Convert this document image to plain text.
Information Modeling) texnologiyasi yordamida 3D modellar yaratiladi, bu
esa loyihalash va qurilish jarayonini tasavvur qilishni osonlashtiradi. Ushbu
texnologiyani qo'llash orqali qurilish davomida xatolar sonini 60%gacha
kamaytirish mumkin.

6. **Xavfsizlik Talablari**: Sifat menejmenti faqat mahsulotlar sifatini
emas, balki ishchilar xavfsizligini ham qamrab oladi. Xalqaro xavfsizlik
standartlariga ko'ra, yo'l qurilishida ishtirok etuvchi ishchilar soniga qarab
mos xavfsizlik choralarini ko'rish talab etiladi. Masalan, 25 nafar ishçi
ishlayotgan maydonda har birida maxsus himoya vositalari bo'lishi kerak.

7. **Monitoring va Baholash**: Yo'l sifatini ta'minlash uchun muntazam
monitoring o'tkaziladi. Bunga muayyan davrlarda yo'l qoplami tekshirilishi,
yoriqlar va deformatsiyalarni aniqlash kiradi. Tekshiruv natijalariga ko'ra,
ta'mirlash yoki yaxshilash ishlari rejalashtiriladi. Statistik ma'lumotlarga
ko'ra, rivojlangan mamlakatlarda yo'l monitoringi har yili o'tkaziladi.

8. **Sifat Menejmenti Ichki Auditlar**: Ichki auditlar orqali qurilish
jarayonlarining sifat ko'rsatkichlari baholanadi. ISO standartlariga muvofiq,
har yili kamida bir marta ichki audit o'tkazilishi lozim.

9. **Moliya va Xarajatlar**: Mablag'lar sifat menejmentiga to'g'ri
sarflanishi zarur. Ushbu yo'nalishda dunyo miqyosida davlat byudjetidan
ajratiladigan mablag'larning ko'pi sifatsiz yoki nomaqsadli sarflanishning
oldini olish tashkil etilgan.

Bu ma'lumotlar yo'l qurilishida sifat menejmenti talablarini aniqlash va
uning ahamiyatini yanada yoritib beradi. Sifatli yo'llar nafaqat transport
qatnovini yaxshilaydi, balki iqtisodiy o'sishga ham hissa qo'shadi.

— WHAT IS ASKED —
Restate each entry exactly, skipping none.

— REPLY —
Convert this document image to plain text.
Information Modeling) texnologiyasi yordamida 3D modellar yaratiladi, bu
esa loyihalash va qurilish jarayonini tasavvur qilishni osonlashtiradi. Ushbu
texnologiyani qo'llash orqali qurilish davomida xatolar sonini 60%gacha
kamaytirish mumkin.

6. **Xavfsizlik Talablari**: Sifat menejmenti faqat mahsulotlar sifatini
emas, balki ishchilar xavfsizligini ham qamrab oladi. Xalqaro xavfsizlik
standartlariga ko'ra, yo'l qurilishida ishtirok etuvchi ishchilar soniga qarab
mos xavfsizlik choralarini ko'rish talab etiladi. Masalan, 25 nafar ishçi
ishlayotgan maydonda har birida maxsus himoya vositalari bo'lishi kerak.

7. **Monitoring va Baholash**: Yo'l sifatini ta'minlash uchun muntazam
monitoring o'tkaziladi. Bunga muayyan davrlarda yo'l qoplami tekshirilishi,
yoriqlar va deformatsiyalarni aniqlash kiradi. Tekshiruv natijalariga ko'ra,
ta'mirlash yoki yaxshilash ishlari rejalashtiriladi. Statistik ma'lumotlarga
ko'ra, rivojlangan mamlakatlarda yo'l monitoringi har yili o'tkaziladi.

8. **Sifat Menejmenti Ichki Auditlar**: Ichki auditlar orqali qurilish
jarayonlarining sifat ko'rsatkichlari baholanadi. ISO standartlariga muvofiq,
har yili kamida bir marta ichki audit o'tkazilishi lozim.

9. **Moliya va Xarajatlar**: Mablag'lar sifat menejmentiga to'g'ri
sarflanishi zarur. Ushbu yo'nalishda dunyo miqyosida davlat byudjetidan
ajratiladigan mablag'larning ko'pi sifatsiz yoki nomaqsadli sarflanishning
oldini olish tashkil etilgan.

Bu ma'lumotlar yo'l qurilishida sifat menejmenti talablarini aniqlash va
uning ahamiyatini yanada yoritib beradi. Sifatli yo'llar nafaqat transport
qatnovini yaxshilaydi, balki iqtisodiy o'sishga ham hissa qo'shadi.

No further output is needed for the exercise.